WRITTEN REQUEST
Go over the entries below line by line, copying each one that contains the word "screenshot".

[START DATA SUPPLIED]

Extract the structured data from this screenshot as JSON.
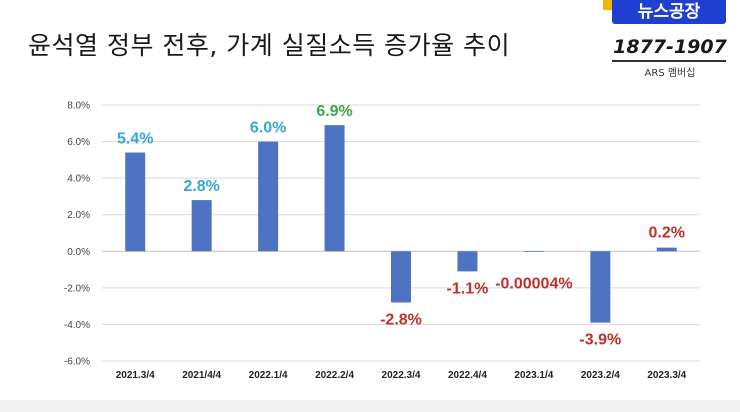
{
  "header": {
    "title": "윤석열 정부 전후, 가계 실질소득 증가율 추이",
    "logo_text": "뉴스공장",
    "phone": "1877-1907",
    "phone_sub": "ARS 멤버십"
  },
  "colors": {
    "bar": "#4f73c3",
    "label_positive_blue": "#3aa6d8",
    "label_positive_green": "#3fa84a",
    "label_negative": "#c0302b",
    "grid": "#d9d9d9",
    "axis": "#bfbfbf"
  },
  "chart_data": {
    "type": "bar",
    "title": "윤석열 정부 전후, 가계 실질소득 증가율 추이",
    "xlabel": "",
    "ylabel": "",
    "ylim": [
      -6.0,
      8.0
    ],
    "yticks": [
      "8.0%",
      "6.0%",
      "4.0%",
      "2.0%",
      "0.0%",
      "-2.0%",
      "-4.0%",
      "-6.0%"
    ],
    "ytick_values": [
      8,
      6,
      4,
      2,
      0,
      -2,
      -4,
      -6
    ],
    "grid": true,
    "categories": [
      "2021.3/4",
      "2021/4/4",
      "2022.1/4",
      "2022.2/4",
      "2022.3/4",
      "2022.4/4",
      "2023.1/4",
      "2023.2/4",
      "2023.3/4"
    ],
    "values": [
      5.4,
      2.8,
      6.0,
      6.9,
      -2.8,
      -1.1,
      -4e-05,
      -3.9,
      0.2
    ],
    "data_labels": [
      "5.4%",
      "2.8%",
      "6.0%",
      "6.9%",
      "-2.8%",
      "-1.1%",
      "-0.00004%",
      "-3.9%",
      "0.2%"
    ],
    "label_colors": [
      "blue",
      "blue",
      "blue",
      "green",
      "red",
      "red",
      "red",
      "red",
      "red"
    ]
  }
}
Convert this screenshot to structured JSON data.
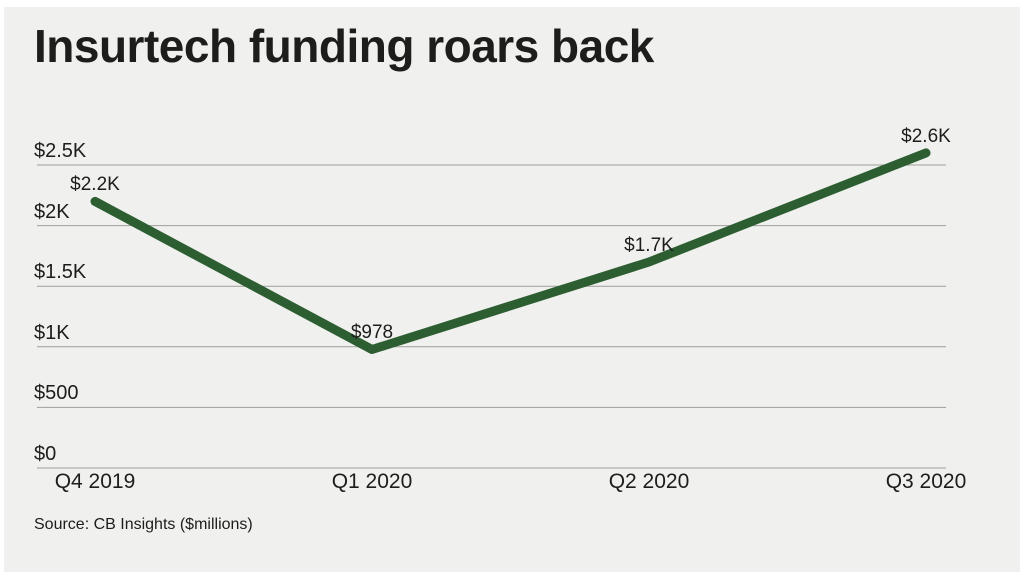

[END DATA SUPPLIED]

TASK ANSWER
Extract the structured data from this screenshot as JSON.
Convert this screenshot to structured JSON data.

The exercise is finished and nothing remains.